[Rows from a dataset]
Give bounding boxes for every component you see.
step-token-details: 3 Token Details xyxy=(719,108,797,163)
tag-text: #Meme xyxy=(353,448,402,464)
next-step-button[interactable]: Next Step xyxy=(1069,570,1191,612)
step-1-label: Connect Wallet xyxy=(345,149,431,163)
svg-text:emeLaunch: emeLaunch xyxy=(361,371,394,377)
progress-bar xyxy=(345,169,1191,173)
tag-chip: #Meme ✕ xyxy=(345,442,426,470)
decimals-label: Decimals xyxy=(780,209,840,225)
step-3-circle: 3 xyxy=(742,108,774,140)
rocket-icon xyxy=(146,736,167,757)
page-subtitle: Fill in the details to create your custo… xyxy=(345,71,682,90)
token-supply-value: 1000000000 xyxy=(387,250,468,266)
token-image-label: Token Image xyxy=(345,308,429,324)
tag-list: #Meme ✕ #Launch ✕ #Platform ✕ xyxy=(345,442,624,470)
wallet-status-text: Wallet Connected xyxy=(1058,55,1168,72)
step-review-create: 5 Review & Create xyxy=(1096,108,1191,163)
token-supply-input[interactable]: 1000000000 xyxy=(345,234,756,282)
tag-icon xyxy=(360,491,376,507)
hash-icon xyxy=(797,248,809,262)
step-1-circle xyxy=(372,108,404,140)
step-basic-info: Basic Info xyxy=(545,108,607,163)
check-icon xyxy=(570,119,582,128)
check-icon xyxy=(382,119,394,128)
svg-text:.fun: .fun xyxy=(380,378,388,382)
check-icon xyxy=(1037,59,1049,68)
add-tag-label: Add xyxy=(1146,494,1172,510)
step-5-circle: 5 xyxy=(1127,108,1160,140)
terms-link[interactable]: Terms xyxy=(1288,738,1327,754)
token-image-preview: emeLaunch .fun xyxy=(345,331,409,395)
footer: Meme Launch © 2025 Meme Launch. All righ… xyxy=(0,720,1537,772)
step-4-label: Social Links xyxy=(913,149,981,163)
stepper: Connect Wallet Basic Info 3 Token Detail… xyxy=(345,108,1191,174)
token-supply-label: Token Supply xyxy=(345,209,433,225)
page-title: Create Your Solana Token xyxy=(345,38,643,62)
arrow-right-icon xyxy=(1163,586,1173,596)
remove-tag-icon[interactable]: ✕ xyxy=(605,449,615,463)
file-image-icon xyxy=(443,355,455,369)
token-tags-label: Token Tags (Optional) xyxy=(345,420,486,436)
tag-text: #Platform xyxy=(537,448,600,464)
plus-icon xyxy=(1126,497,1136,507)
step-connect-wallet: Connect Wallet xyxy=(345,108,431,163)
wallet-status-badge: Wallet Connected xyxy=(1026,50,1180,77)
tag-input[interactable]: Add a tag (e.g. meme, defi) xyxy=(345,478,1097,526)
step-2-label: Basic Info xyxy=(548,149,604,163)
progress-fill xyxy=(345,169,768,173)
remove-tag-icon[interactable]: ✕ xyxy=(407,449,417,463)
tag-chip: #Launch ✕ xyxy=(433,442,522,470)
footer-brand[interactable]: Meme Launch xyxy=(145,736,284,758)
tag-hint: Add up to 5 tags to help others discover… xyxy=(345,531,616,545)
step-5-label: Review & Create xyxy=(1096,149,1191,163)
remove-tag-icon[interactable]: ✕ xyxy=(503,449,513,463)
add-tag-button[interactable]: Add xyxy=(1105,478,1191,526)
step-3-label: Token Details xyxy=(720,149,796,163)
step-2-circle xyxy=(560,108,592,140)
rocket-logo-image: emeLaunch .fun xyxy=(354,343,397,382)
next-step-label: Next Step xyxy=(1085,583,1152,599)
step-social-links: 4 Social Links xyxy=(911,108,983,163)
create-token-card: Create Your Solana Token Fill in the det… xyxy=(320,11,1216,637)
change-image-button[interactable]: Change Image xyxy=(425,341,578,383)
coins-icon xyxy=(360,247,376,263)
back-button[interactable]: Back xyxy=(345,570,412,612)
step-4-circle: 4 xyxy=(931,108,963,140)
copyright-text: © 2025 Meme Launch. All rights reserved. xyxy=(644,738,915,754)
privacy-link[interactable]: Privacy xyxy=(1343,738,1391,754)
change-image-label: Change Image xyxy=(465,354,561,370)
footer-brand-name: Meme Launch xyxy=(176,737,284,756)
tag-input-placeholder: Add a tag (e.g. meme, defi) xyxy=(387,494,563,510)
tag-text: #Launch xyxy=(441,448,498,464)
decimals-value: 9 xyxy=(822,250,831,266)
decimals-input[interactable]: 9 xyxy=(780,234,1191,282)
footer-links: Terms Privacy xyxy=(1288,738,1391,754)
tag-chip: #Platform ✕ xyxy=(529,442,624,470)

* * *

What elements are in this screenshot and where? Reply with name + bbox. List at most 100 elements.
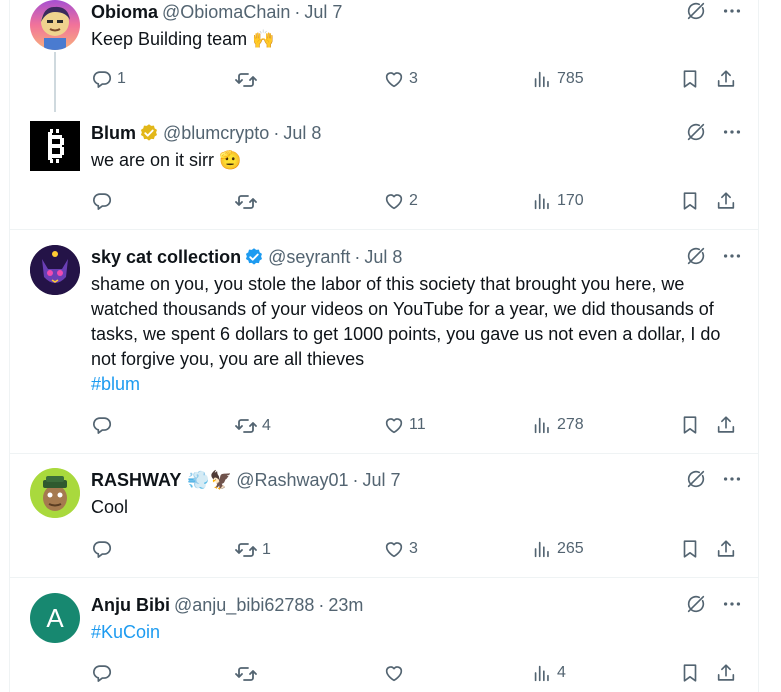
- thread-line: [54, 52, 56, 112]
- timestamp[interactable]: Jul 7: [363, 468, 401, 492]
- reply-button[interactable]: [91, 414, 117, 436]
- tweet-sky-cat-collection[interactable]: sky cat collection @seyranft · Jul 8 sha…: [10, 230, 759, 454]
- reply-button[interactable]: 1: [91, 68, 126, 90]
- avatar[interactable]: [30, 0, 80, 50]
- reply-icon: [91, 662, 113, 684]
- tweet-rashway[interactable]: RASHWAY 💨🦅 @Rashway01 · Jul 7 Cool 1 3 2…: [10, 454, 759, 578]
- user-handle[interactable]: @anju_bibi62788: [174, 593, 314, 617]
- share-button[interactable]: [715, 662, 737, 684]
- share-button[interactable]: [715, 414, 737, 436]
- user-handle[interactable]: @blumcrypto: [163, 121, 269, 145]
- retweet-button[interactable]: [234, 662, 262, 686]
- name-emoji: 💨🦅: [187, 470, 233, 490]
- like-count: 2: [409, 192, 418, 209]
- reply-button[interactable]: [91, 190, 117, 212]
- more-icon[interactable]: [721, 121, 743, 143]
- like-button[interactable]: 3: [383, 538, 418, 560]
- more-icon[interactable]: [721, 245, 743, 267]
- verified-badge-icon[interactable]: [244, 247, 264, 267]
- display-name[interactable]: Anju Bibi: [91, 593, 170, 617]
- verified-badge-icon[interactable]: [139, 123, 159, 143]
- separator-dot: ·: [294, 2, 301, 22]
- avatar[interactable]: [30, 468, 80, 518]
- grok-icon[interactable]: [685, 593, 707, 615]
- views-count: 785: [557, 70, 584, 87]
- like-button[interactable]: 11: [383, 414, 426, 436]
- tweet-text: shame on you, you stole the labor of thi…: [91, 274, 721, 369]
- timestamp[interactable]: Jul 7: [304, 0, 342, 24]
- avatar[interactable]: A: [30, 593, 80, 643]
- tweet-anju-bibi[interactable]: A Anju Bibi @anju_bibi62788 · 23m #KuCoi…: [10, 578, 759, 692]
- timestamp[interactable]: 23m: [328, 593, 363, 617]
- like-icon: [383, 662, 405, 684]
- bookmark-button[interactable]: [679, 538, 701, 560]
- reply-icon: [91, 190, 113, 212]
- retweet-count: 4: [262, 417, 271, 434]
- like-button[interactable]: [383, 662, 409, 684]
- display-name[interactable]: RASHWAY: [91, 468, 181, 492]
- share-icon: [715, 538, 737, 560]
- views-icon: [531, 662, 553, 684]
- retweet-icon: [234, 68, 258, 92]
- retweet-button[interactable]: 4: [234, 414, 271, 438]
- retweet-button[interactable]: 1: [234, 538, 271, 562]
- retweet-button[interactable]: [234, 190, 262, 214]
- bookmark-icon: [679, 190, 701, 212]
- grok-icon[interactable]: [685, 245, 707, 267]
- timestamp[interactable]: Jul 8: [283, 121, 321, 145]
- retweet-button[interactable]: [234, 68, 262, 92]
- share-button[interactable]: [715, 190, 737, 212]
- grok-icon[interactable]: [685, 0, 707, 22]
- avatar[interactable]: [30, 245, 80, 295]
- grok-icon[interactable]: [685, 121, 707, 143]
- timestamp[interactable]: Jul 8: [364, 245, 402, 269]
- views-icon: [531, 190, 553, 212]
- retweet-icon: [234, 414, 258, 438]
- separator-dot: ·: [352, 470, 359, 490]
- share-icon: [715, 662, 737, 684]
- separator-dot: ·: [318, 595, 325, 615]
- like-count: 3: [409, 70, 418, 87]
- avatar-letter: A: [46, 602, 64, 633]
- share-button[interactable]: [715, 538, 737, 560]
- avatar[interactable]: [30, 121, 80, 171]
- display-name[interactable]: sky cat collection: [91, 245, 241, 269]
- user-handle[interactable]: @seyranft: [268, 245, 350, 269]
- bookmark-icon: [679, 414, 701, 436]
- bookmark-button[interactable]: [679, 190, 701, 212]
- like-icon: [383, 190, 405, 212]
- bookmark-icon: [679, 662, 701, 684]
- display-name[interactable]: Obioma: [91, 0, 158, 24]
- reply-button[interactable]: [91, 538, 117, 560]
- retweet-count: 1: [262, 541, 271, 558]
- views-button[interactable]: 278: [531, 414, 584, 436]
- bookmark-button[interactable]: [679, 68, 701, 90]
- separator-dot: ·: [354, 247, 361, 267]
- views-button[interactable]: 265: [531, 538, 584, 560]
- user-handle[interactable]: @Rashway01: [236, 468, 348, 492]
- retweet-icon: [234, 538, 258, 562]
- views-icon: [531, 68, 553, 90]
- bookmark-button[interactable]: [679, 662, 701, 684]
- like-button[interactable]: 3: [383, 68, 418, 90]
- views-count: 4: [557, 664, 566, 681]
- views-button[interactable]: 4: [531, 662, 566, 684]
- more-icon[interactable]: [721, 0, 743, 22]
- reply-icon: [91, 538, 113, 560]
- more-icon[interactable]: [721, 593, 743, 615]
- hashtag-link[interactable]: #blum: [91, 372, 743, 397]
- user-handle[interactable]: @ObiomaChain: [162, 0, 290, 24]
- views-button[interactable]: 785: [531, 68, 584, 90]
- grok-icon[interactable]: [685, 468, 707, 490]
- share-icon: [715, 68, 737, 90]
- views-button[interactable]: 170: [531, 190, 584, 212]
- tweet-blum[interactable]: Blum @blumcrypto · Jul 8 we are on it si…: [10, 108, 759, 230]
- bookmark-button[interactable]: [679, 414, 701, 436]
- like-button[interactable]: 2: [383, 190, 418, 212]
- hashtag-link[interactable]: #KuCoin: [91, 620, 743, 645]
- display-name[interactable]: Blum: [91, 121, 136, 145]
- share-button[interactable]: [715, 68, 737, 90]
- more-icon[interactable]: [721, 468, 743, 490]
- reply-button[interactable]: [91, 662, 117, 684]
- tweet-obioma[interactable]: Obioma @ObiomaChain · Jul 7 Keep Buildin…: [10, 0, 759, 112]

TASK TO CARRY OUT: Reproduce the lines of the material from the line containing "- thread-line: [54, 52, 56, 112]" through the line containing "- bookmark-icon: [679, 190, 701, 212]", keeping every character unchanged.

EXERCISE RESPONSE:
- thread-line: [54, 52, 56, 112]
- timestamp[interactable]: Jul 7: [363, 468, 401, 492]
- reply-button[interactable]: [91, 414, 117, 436]
- tweet-sky-cat-collection[interactable]: sky cat collection @seyranft · Jul 8 sha…: [10, 230, 759, 454]
- reply-button[interactable]: 1: [91, 68, 126, 90]
- avatar[interactable]: [30, 0, 80, 50]
- reply-icon: [91, 662, 113, 684]
- tweet-rashway[interactable]: RASHWAY 💨🦅 @Rashway01 · Jul 7 Cool 1 3 2…: [10, 454, 759, 578]
- user-handle[interactable]: @anju_bibi62788: [174, 593, 314, 617]
- share-button[interactable]: [715, 662, 737, 684]
- share-button[interactable]: [715, 414, 737, 436]
- user-handle[interactable]: @blumcrypto: [163, 121, 269, 145]
- retweet-button[interactable]: [234, 662, 262, 686]
- name-emoji: 💨🦅: [187, 470, 233, 490]
- like-count: 2: [409, 192, 418, 209]
- reply-button[interactable]: [91, 190, 117, 212]
- more-icon[interactable]: [721, 121, 743, 143]
- like-button[interactable]: 3: [383, 538, 418, 560]
- more-icon[interactable]: [721, 245, 743, 267]
- verified-badge-icon[interactable]: [244, 247, 264, 267]
- display-name[interactable]: Anju Bibi: [91, 593, 170, 617]
- verified-badge-icon[interactable]: [139, 123, 159, 143]
- separator-dot: ·: [294, 2, 301, 22]
- avatar[interactable]: [30, 468, 80, 518]
- grok-icon[interactable]: [685, 593, 707, 615]
- views-count: 785: [557, 70, 584, 87]
- like-button[interactable]: 11: [383, 414, 426, 436]
- tweet-text: shame on you, you stole the labor of thi…: [91, 274, 721, 369]
- timestamp[interactable]: Jul 7: [304, 0, 342, 24]
- avatar[interactable]: A: [30, 593, 80, 643]
- tweet-anju-bibi[interactable]: A Anju Bibi @anju_bibi62788 · 23m #KuCoi…: [10, 578, 759, 692]
- timestamp[interactable]: 23m: [328, 593, 363, 617]
- like-icon: [383, 662, 405, 684]
- bookmark-button[interactable]: [679, 538, 701, 560]
- reply-icon: [91, 190, 113, 212]
- retweet-count: 4: [262, 417, 271, 434]
- like-button[interactable]: [383, 662, 409, 684]
- display-name[interactable]: RASHWAY: [91, 468, 181, 492]
- share-icon: [715, 538, 737, 560]
- views-icon: [531, 662, 553, 684]
- retweet-icon: [234, 68, 258, 92]
- retweet-button[interactable]: 4: [234, 414, 271, 438]
- retweet-button[interactable]: 1: [234, 538, 271, 562]
- retweet-button[interactable]: [234, 190, 262, 214]
- bookmark-icon: [679, 190, 701, 212]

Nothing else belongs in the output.